Copy out the material below word for word, from its first line up to and including the line containing "dest-remote-radio-input[interactable] [23, 198, 36, 211]".

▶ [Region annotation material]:
'''
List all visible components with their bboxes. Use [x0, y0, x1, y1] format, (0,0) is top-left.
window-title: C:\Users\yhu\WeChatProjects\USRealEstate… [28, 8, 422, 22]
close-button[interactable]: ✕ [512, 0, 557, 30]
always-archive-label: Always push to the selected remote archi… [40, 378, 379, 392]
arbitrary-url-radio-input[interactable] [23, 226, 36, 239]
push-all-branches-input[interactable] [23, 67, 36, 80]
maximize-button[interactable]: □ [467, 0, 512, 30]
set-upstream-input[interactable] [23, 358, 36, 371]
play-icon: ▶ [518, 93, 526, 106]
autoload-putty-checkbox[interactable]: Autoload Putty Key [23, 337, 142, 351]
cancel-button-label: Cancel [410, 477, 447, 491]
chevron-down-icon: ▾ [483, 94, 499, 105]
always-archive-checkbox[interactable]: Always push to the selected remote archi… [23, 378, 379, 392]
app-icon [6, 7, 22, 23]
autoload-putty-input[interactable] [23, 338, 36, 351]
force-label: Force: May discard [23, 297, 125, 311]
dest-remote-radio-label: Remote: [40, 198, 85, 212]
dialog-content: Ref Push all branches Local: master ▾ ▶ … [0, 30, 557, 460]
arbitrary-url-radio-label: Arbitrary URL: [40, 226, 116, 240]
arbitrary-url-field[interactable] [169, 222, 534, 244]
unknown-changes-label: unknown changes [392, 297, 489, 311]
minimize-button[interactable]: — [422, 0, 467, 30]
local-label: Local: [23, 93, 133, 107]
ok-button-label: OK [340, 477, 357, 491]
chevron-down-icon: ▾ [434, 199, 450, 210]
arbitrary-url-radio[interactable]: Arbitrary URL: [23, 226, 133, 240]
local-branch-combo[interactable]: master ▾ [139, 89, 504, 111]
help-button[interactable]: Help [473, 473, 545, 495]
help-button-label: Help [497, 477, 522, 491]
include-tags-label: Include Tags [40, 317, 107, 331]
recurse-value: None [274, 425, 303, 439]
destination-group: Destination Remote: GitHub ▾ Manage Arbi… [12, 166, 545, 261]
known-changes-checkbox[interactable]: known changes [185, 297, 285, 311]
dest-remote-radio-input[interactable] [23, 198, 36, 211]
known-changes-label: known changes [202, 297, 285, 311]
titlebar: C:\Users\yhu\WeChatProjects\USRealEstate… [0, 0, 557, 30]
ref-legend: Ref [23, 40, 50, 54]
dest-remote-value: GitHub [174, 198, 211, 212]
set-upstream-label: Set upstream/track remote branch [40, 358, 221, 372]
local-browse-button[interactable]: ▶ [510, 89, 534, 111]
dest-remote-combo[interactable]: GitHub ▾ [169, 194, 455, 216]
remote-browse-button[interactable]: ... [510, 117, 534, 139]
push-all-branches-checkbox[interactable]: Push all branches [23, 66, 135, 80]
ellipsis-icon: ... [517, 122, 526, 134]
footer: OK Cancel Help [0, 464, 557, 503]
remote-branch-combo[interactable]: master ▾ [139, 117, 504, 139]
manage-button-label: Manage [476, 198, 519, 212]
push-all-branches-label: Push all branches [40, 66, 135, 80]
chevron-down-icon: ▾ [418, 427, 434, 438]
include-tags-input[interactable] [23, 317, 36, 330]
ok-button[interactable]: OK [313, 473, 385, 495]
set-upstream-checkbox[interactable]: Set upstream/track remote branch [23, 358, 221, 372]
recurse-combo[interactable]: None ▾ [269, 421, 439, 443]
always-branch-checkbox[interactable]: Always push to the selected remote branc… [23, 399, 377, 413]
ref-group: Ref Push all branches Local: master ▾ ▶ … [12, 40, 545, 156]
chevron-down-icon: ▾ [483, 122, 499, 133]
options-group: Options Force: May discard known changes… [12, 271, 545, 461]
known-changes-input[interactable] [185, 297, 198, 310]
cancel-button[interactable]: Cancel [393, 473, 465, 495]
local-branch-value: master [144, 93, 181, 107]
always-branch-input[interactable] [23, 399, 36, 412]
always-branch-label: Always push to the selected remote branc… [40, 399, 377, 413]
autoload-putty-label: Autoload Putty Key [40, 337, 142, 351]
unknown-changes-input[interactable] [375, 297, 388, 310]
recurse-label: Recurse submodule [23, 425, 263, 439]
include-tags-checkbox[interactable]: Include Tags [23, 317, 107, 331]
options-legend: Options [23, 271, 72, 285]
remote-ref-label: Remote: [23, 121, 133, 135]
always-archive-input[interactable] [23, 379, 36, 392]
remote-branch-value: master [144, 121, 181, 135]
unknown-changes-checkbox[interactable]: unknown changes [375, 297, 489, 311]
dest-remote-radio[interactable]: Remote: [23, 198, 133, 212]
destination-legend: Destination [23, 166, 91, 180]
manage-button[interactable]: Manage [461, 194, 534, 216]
'''
▶ [Correct output]:
List all visible components with their bboxes. Use [x0, y0, x1, y1] format, (0,0) is top-left.
window-title: C:\Users\yhu\WeChatProjects\USRealEstate… [28, 8, 422, 22]
close-button[interactable]: ✕ [512, 0, 557, 30]
always-archive-label: Always push to the selected remote archi… [40, 378, 379, 392]
arbitrary-url-radio-input[interactable] [23, 226, 36, 239]
push-all-branches-input[interactable] [23, 67, 36, 80]
maximize-button[interactable]: □ [467, 0, 512, 30]
set-upstream-input[interactable] [23, 358, 36, 371]
play-icon: ▶ [518, 93, 526, 106]
autoload-putty-checkbox[interactable]: Autoload Putty Key [23, 337, 142, 351]
cancel-button-label: Cancel [410, 477, 447, 491]
chevron-down-icon: ▾ [483, 94, 499, 105]
always-archive-checkbox[interactable]: Always push to the selected remote archi… [23, 378, 379, 392]
app-icon [6, 7, 22, 23]
autoload-putty-input[interactable] [23, 338, 36, 351]
force-label: Force: May discard [23, 297, 125, 311]
dest-remote-radio-label: Remote: [40, 198, 85, 212]
dialog-content: Ref Push all branches Local: master ▾ ▶ … [0, 30, 557, 460]
arbitrary-url-radio-label: Arbitrary URL: [40, 226, 116, 240]
arbitrary-url-field[interactable] [169, 222, 534, 244]
unknown-changes-label: unknown changes [392, 297, 489, 311]
minimize-button[interactable]: — [422, 0, 467, 30]
local-label: Local: [23, 93, 133, 107]
ok-button-label: OK [340, 477, 357, 491]
chevron-down-icon: ▾ [434, 199, 450, 210]
arbitrary-url-radio[interactable]: Arbitrary URL: [23, 226, 133, 240]
local-branch-combo[interactable]: master ▾ [139, 89, 504, 111]
help-button[interactable]: Help [473, 473, 545, 495]
help-button-label: Help [497, 477, 522, 491]
include-tags-label: Include Tags [40, 317, 107, 331]
recurse-value: None [274, 425, 303, 439]
destination-group: Destination Remote: GitHub ▾ Manage Arbi… [12, 166, 545, 261]
known-changes-checkbox[interactable]: known changes [185, 297, 285, 311]
dest-remote-radio-input[interactable] [23, 198, 36, 211]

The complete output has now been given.